TASK | Using the listing below, give the number of lines where "Deficiencies" appears, and nothing else.

INPUT RECORDS |

══════

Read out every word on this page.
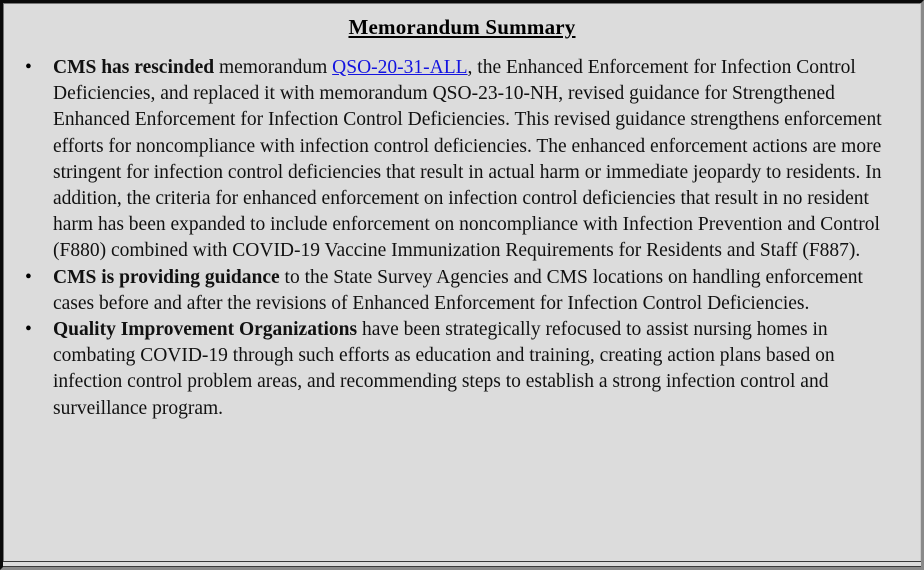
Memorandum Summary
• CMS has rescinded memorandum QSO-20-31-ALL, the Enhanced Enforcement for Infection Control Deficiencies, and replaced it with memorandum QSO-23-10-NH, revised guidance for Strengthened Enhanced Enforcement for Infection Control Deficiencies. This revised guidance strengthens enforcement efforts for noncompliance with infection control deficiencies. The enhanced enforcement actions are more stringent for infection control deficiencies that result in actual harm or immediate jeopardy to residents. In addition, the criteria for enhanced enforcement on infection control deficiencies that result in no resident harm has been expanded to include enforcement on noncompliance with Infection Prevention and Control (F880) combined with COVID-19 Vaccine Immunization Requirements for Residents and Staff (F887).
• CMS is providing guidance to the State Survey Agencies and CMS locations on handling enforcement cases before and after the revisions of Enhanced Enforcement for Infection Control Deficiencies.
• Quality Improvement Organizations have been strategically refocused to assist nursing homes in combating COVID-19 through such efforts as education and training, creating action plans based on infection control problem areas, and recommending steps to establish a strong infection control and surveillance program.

══════

REPLY | 2